Extracted data:
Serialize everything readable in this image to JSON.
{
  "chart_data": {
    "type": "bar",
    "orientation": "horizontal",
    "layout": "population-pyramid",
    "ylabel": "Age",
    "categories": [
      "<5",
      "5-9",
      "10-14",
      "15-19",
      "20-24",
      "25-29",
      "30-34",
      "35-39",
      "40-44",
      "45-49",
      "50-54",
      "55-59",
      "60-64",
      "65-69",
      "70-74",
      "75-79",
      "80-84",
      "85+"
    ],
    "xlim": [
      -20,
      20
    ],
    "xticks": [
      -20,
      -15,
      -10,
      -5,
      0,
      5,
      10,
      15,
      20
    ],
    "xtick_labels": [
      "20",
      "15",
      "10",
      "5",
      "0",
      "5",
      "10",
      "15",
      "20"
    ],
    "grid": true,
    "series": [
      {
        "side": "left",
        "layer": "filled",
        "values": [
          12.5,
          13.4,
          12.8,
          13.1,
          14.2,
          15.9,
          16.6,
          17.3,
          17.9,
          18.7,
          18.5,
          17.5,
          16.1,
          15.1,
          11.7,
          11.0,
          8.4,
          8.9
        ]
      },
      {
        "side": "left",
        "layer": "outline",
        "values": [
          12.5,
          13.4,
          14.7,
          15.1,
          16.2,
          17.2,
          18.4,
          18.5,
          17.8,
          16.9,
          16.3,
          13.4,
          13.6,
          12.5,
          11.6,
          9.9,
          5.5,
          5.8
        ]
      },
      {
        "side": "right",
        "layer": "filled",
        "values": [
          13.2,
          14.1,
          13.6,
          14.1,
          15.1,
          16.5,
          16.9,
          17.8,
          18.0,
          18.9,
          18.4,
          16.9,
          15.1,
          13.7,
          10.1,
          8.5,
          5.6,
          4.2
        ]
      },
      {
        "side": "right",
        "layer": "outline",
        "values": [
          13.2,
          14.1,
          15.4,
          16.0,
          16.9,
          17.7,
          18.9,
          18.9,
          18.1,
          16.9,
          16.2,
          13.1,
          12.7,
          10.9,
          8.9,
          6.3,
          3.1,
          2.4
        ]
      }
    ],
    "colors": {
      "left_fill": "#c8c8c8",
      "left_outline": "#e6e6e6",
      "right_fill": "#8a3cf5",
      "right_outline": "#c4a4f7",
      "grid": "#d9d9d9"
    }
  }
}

What this task involves: Print the listing above in full, exactly as it is.

Expected output:
Serialize everything readable in this image to JSON.
{
  "chart_data": {
    "type": "bar",
    "orientation": "horizontal",
    "layout": "population-pyramid",
    "ylabel": "Age",
    "categories": [
      "<5",
      "5-9",
      "10-14",
      "15-19",
      "20-24",
      "25-29",
      "30-34",
      "35-39",
      "40-44",
      "45-49",
      "50-54",
      "55-59",
      "60-64",
      "65-69",
      "70-74",
      "75-79",
      "80-84",
      "85+"
    ],
    "xlim": [
      -20,
      20
    ],
    "xticks": [
      -20,
      -15,
      -10,
      -5,
      0,
      5,
      10,
      15,
      20
    ],
    "xtick_labels": [
      "20",
      "15",
      "10",
      "5",
      "0",
      "5",
      "10",
      "15",
      "20"
    ],
    "grid": true,
    "series": [
      {
        "side": "left",
        "layer": "filled",
        "values": [
          12.5,
          13.4,
          12.8,
          13.1,
          14.2,
          15.9,
          16.6,
          17.3,
          17.9,
          18.7,
          18.5,
          17.5,
          16.1,
          15.1,
          11.7,
          11.0,
          8.4,
          8.9
        ]
      },
      {
        "side": "left",
        "layer": "outline",
        "values": [
          12.5,
          13.4,
          14.7,
          15.1,
          16.2,
          17.2,
          18.4,
          18.5,
          17.8,
          16.9,
          16.3,
          13.4,
          13.6,
          12.5,
          11.6,
          9.9,
          5.5,
          5.8
        ]
      },
      {
        "side": "right",
        "layer": "filled",
        "values": [
          13.2,
          14.1,
          13.6,
          14.1,
          15.1,
          16.5,
          16.9,
          17.8,
          18.0,
          18.9,
          18.4,
          16.9,
          15.1,
          13.7,
          10.1,
          8.5,
          5.6,
          4.2
        ]
      },
      {
        "side": "right",
        "layer": "outline",
        "values": [
          13.2,
          14.1,
          15.4,
          16.0,
          16.9,
          17.7,
          18.9,
          18.9,
          18.1,
          16.9,
          16.2,
          13.1,
          12.7,
          10.9,
          8.9,
          6.3,
          3.1,
          2.4
        ]
      }
    ],
    "colors": {
      "left_fill": "#c8c8c8",
      "left_outline": "#e6e6e6",
      "right_fill": "#8a3cf5",
      "right_outline": "#c4a4f7",
      "grid": "#d9d9d9"
    }
  }
}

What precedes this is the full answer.